Put the lines below, from the one containing "close-button[interactable]: ✕ xyxy=(588,6,602,22)" through the one containing "viewport-close-button[interactable]: ✕ xyxy=(576,61,586,75)", into a JSON list of strings, one string per line with both end lines included. Leave out blank lines.

* _Material for the task_:
----------------------------------------

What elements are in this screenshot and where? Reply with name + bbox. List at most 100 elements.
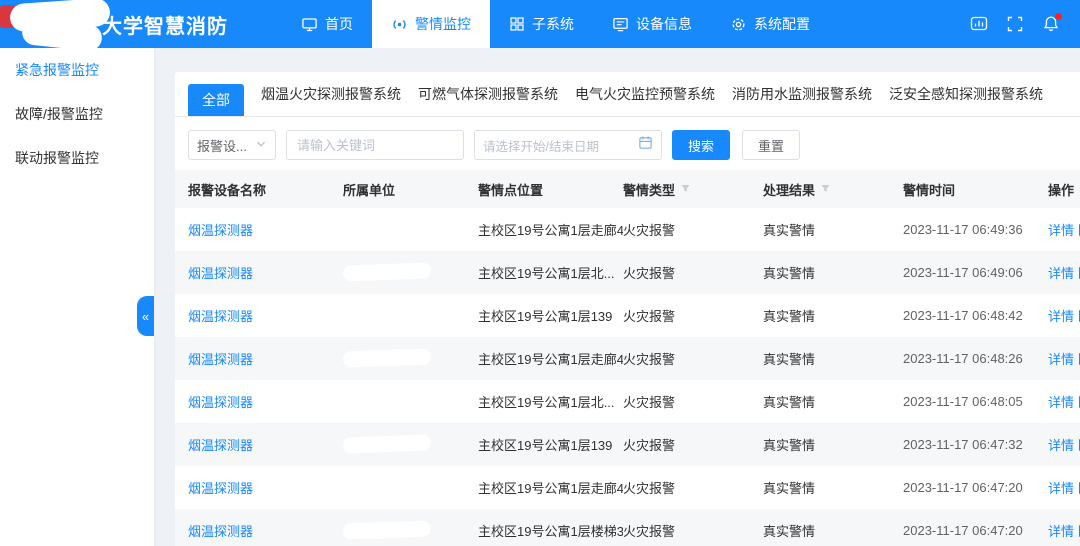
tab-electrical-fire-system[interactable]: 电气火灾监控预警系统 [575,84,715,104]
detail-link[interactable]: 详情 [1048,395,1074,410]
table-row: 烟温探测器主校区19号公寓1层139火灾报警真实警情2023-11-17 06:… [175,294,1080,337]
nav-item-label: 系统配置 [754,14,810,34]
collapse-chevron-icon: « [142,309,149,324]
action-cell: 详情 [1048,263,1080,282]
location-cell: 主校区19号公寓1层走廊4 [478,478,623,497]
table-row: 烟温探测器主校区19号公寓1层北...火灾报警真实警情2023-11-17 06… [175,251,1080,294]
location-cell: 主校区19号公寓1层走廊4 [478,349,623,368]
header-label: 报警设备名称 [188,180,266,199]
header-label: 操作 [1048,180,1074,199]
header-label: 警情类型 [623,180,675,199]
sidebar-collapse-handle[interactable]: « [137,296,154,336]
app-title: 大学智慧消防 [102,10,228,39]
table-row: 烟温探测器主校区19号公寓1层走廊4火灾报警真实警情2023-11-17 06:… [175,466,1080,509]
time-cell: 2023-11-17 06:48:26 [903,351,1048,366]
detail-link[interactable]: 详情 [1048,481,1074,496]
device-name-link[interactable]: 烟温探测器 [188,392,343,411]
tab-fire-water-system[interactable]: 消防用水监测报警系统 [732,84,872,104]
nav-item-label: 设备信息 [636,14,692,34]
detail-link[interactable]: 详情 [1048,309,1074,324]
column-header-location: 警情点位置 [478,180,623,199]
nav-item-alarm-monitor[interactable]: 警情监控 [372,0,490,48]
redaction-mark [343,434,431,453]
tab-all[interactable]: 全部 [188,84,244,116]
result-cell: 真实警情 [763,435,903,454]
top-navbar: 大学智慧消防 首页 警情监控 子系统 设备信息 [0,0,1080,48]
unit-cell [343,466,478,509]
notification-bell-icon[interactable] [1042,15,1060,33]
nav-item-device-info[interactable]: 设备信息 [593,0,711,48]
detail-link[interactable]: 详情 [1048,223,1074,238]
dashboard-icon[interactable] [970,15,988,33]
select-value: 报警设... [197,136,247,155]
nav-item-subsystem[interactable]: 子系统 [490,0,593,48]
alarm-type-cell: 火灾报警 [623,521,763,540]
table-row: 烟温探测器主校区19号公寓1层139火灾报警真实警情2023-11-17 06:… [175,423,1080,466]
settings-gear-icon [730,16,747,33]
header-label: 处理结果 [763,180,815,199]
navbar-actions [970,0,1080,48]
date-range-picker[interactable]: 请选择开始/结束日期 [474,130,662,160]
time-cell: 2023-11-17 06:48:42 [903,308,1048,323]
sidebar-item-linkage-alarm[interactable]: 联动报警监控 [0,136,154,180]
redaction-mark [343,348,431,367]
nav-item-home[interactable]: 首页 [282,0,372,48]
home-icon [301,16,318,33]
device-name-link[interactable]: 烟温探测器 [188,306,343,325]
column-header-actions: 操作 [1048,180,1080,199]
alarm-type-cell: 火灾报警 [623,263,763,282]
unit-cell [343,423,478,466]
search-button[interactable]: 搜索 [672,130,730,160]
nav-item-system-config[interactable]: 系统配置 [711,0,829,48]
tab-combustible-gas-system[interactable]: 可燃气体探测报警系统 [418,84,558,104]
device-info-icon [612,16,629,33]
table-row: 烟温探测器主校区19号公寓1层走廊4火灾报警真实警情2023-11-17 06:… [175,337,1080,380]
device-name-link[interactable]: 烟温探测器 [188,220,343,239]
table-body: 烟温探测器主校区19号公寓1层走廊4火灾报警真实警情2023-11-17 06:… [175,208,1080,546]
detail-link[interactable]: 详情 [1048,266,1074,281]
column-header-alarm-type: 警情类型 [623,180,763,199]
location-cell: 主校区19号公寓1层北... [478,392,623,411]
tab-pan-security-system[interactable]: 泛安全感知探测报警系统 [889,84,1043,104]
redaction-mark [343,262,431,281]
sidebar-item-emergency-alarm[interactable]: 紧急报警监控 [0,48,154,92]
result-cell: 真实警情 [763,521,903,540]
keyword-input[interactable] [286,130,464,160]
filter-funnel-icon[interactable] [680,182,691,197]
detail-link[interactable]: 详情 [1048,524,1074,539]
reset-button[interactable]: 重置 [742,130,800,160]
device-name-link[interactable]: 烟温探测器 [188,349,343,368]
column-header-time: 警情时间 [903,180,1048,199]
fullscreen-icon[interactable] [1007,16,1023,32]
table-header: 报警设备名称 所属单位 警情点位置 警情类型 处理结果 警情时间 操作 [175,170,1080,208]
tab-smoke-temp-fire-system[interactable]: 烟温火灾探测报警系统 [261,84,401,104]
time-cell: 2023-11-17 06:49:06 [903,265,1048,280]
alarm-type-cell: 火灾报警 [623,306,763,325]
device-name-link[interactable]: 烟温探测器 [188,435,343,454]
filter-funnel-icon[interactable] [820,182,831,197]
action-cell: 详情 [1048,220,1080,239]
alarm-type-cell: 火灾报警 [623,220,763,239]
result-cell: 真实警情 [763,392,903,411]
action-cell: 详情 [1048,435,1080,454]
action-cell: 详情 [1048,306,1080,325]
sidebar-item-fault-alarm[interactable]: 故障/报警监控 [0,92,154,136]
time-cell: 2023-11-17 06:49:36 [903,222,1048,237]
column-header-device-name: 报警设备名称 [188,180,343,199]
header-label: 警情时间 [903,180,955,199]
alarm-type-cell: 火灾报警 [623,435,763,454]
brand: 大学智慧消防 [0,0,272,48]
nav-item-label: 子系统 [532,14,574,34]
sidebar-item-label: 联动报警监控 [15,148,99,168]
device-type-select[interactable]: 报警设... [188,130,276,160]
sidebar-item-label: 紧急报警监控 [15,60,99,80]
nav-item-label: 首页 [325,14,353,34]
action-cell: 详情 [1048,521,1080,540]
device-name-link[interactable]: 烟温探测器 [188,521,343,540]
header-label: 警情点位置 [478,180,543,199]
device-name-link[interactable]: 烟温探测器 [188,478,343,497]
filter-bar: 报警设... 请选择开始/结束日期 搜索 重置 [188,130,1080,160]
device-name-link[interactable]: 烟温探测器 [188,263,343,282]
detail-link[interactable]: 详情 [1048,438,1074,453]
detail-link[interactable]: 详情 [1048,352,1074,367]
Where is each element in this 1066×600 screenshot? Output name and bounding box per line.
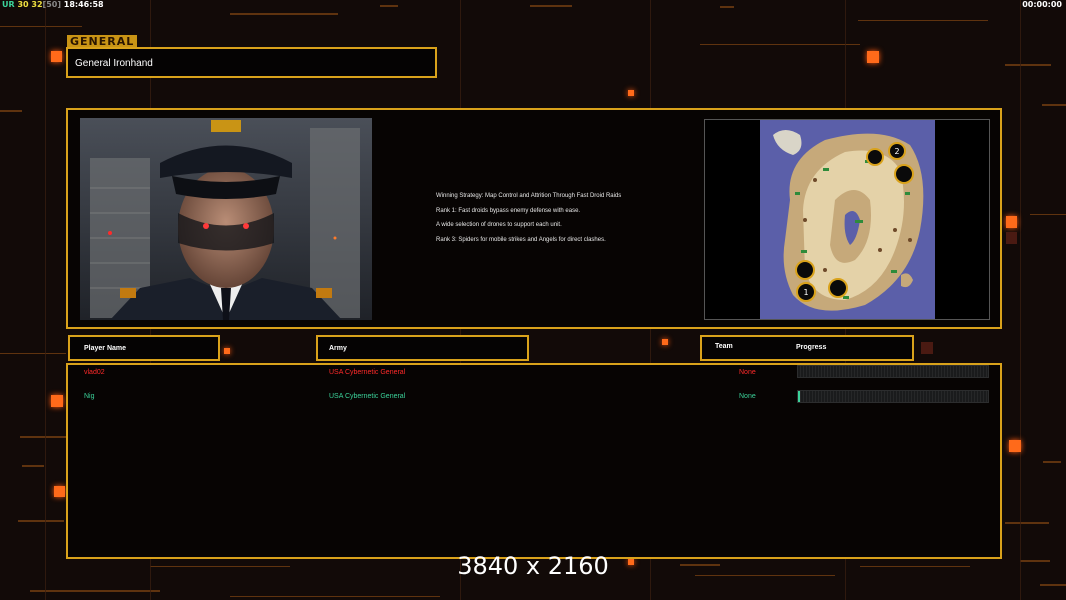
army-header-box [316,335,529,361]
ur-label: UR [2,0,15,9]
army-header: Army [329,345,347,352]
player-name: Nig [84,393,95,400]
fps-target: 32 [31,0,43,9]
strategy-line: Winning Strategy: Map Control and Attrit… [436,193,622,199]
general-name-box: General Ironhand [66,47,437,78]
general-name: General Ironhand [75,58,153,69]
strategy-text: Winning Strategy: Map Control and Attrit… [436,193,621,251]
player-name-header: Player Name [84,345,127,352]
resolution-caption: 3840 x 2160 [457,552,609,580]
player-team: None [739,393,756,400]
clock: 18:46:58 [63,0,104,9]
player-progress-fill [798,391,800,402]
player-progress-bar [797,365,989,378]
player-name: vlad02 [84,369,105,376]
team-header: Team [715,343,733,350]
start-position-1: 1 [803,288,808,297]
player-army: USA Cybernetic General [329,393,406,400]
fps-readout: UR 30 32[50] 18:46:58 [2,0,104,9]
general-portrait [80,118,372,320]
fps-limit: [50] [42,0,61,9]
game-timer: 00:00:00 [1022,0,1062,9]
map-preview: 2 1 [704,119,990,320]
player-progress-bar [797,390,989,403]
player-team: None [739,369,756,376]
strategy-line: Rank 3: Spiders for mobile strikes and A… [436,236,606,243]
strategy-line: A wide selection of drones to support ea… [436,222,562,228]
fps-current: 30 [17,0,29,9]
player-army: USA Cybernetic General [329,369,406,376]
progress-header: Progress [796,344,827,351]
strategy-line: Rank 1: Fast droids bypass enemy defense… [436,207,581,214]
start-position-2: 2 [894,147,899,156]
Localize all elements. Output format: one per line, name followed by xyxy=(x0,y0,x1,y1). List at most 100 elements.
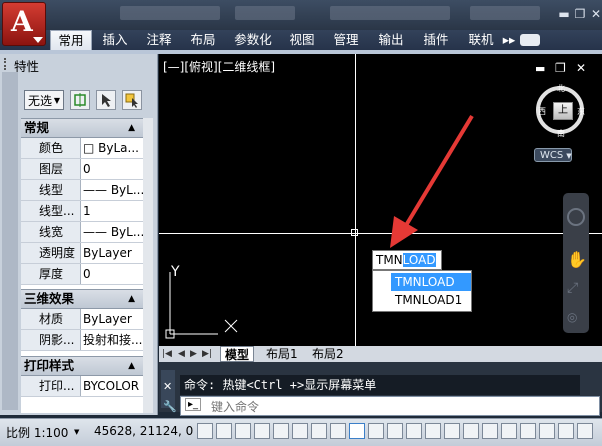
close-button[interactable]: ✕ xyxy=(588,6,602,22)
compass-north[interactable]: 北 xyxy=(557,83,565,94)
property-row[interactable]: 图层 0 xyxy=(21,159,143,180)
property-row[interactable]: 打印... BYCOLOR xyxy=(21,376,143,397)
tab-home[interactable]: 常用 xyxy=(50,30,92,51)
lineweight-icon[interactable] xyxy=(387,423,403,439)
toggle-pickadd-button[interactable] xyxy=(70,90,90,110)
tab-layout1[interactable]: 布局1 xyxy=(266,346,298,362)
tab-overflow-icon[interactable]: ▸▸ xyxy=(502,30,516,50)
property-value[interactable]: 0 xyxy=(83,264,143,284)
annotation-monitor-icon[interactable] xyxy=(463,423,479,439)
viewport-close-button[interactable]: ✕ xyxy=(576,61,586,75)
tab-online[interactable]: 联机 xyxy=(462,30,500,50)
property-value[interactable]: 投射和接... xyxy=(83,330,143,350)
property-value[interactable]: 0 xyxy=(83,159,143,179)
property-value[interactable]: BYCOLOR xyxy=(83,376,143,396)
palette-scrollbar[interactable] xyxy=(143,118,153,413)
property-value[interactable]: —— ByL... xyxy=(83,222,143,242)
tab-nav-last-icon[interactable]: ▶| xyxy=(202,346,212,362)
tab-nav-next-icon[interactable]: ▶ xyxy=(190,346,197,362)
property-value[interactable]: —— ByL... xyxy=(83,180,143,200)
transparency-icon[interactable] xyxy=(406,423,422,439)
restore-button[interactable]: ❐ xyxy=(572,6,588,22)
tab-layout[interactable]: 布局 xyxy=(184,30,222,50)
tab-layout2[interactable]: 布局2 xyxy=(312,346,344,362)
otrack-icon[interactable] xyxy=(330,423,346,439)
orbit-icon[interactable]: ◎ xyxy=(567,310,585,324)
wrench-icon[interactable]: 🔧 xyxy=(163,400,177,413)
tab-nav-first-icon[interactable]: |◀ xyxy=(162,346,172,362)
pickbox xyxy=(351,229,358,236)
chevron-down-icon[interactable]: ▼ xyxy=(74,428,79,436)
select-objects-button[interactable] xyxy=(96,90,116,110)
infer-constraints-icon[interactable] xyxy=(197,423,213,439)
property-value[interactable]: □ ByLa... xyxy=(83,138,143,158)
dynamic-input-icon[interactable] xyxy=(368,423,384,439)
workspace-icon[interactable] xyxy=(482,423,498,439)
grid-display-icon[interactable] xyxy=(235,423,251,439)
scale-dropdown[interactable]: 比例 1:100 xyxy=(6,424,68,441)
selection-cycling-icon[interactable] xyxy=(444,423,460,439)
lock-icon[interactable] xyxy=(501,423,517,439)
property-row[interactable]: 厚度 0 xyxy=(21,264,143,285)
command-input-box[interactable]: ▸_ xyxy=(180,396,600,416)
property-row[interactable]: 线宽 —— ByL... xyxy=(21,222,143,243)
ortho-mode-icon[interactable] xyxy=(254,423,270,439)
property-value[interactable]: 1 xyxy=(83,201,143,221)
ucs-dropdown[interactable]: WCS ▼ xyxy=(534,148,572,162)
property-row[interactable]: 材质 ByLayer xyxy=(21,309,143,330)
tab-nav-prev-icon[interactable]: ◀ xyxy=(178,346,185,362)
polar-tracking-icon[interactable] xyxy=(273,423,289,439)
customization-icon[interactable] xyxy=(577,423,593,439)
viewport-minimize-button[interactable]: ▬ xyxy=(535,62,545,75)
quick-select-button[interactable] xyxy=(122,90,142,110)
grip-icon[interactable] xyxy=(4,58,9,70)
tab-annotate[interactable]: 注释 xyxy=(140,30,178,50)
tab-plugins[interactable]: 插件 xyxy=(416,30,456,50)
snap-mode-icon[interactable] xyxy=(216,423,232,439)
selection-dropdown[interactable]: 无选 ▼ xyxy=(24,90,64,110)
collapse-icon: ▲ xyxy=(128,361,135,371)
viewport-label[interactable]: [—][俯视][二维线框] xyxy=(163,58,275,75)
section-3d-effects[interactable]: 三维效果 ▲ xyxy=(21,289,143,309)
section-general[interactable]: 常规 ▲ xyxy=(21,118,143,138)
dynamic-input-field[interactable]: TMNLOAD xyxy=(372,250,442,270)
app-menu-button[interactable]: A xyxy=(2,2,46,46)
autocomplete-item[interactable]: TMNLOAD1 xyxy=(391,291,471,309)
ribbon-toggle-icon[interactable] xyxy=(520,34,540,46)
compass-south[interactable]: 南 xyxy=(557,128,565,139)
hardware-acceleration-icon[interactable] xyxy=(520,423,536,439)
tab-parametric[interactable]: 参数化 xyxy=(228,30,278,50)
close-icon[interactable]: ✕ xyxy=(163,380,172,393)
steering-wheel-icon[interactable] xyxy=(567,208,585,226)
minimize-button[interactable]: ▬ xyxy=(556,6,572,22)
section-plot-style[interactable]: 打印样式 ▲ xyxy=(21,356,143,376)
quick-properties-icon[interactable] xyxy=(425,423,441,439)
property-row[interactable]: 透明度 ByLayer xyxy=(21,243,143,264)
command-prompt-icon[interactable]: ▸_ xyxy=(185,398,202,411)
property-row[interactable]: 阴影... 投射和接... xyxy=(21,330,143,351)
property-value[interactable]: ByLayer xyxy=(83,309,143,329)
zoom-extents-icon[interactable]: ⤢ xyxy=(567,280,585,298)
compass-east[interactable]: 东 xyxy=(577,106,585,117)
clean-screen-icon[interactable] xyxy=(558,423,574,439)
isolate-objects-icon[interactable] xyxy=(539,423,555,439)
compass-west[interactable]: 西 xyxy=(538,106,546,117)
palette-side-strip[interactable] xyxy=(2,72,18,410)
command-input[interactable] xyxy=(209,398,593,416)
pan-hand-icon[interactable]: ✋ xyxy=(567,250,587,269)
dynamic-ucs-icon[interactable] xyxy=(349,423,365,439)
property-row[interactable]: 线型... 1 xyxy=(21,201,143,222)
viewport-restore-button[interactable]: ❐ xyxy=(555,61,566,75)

----------------------------------------

* _Problem solution_:
[
  "close-button[interactable]: ✕ xyxy=(588,6,602,22)",
  "compass-north[interactable]: 北 xyxy=(557,83,565,94)",
  "property-row[interactable]: 图层 0 xyxy=(21,159,143,180)",
  "property-row[interactable]: 打印... BYCOLOR xyxy=(21,376,143,397)",
  "tab-home[interactable]: 常用 xyxy=(50,30,92,51)",
  "lineweight-icon[interactable] xyxy=(387,423,403,439)",
  "toggle-pickadd-button[interactable] xyxy=(70,90,90,110)",
  "tab-layout1[interactable]: 布局1 xyxy=(266,346,298,362)",
  "tab-overflow-icon[interactable]: ▸▸ xyxy=(502,30,516,50)",
  "property-value[interactable]: 0 xyxy=(83,264,143,284)",
  "annotation-monitor-icon[interactable] xyxy=(463,423,479,439)",
  "viewport-close-button[interactable]: ✕ xyxy=(576,61,586,75)"
]